▸ **EXERCISE**
Copy every entry exactly as given, minus the images.

◇ ◇ ◇ ◇

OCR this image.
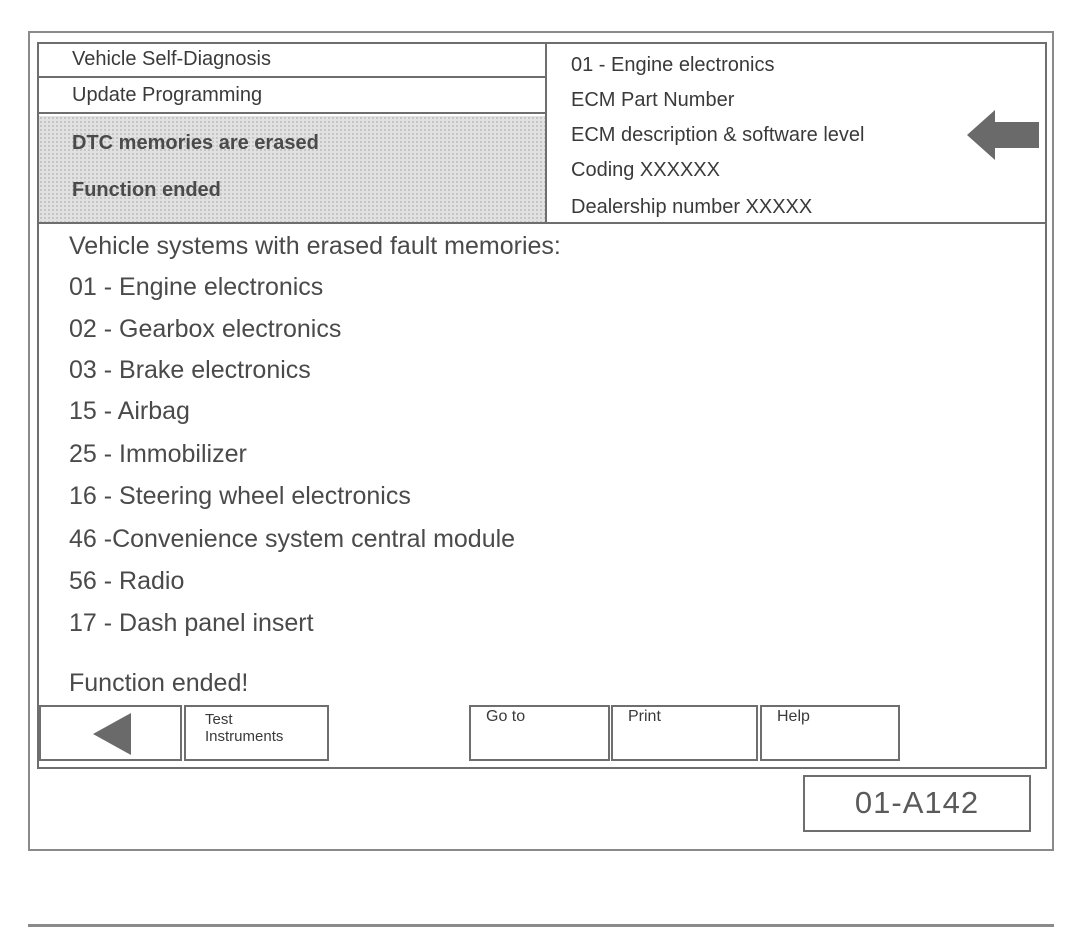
Vehicle Self-Diagnosis
Update Programming
DTC memories are erased
Function ended
01 - Engine electronics
ECM Part Number
ECM description & software level
Coding XXXXXX
Dealership number XXXXX
Vehicle systems with erased fault memories:
01 - Engine electronics
02 - Gearbox electronics
03 - Brake electronics
15 - Airbag
25 - Immobilizer
16 - Steering wheel electronics
46 -Convenience system central module
56 - Radio
17 - Dash panel insert
Function ended!
Test
Instruments
Go to	Print	Help
01-A142
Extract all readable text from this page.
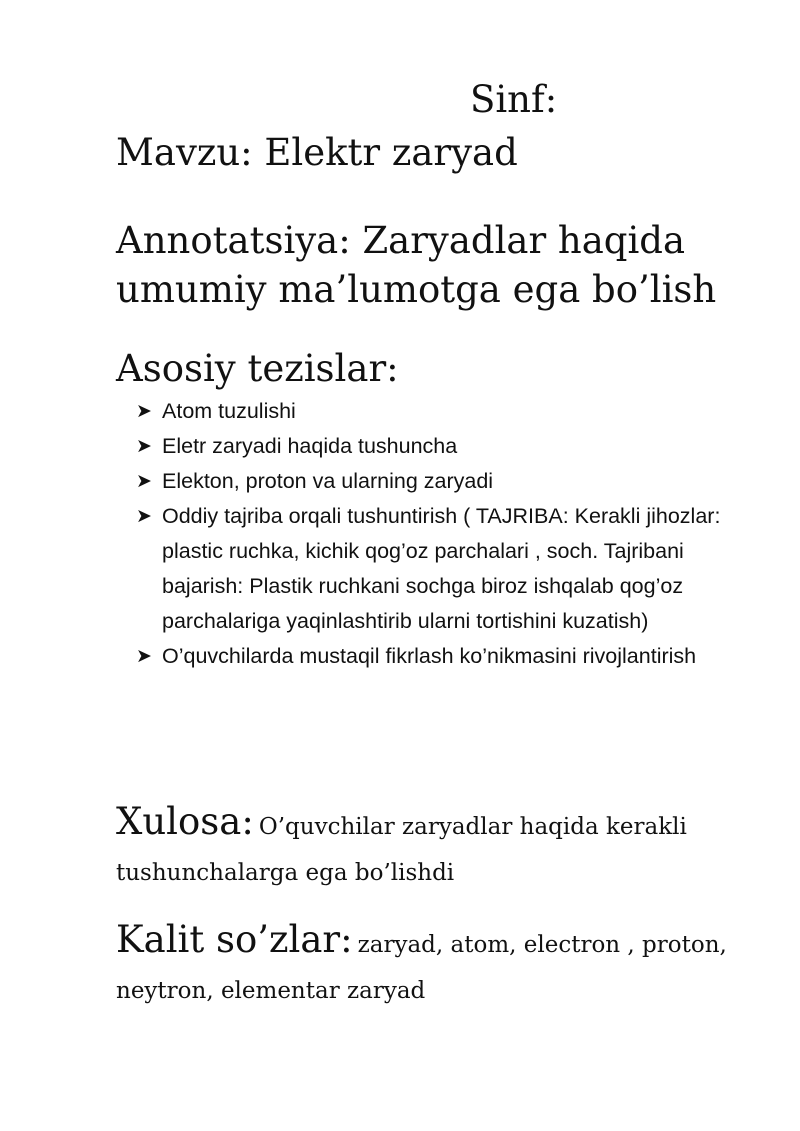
Sinf:
Mavzu: Elektr zaryad
Annotatsiya: Zaryadlar haqida
umumiy ma’lumotga ega bo’lish
Asosiy tezislar:
➤ Atom tuzulishi
➤ Eletr zaryadi haqida tushuncha
➤ Elekton, proton va ularning zaryadi
➤ Oddiy tajriba orqali tushuntirish ( TAJRIBA: Kerakli jihozlar: plastic ruchka, kichik qog’oz parchalari , soch. Tajribani bajarish: Plastik ruchkani sochga biroz ishqalab qog’oz parchalariga yaqinlashtirib ularni tortishini kuzatish)
➤ O’quvchilarda mustaqil fikrlash ko’nikmasini rivojlantirish
Xulosa: O’quvchilar zaryadlar haqida kerakli tushunchalarga ega bo’lishdi
Kalit so’zlar: zaryad, atom, electron , proton, neytron, elementar zaryad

◇ ◇ ◇ ◇

▸ **FULL OUTPUT**
OCR this image.
Vehicle Self-Diagnosis
Update Programming
DTC memories are erased
Function ended
01 - Engine electronics
ECM Part Number
ECM description & software level
Coding XXXXXX
Dealership number XXXXX
Vehicle systems with erased fault memories:
01 - Engine electronics
02 - Gearbox electronics
03 - Brake electronics
15 - Airbag
25 - Immobilizer
16 - Steering wheel electronics
46 -Convenience system central module
56 - Radio
17 - Dash panel insert
Function ended!
Test
Instruments
Go to	Print	Help
01-A142
Extract all readable text from this page.
Sinf:
Mavzu: Elektr zaryad
Annotatsiya: Zaryadlar haqida
umumiy ma’lumotga ega bo’lish
Asosiy tezislar:
➤ Atom tuzulishi
➤ Eletr zaryadi haqida tushuncha
➤ Elekton, proton va ularning zaryadi
➤ Oddiy tajriba orqali tushuntirish ( TAJRIBA: Kerakli jihozlar: plastic ruchka, kichik qog’oz parchalari , soch. Tajribani bajarish: Plastik ruchkani sochga biroz ishqalab qog’oz parchalariga yaqinlashtirib ularni tortishini kuzatish)
➤ O’quvchilarda mustaqil fikrlash ko’nikmasini rivojlantirish
Xulosa: O’quvchilar zaryadlar haqida kerakli tushunchalarga ega bo’lishdi
Kalit so’zlar: zaryad, atom, electron , proton, neytron, elementar zaryad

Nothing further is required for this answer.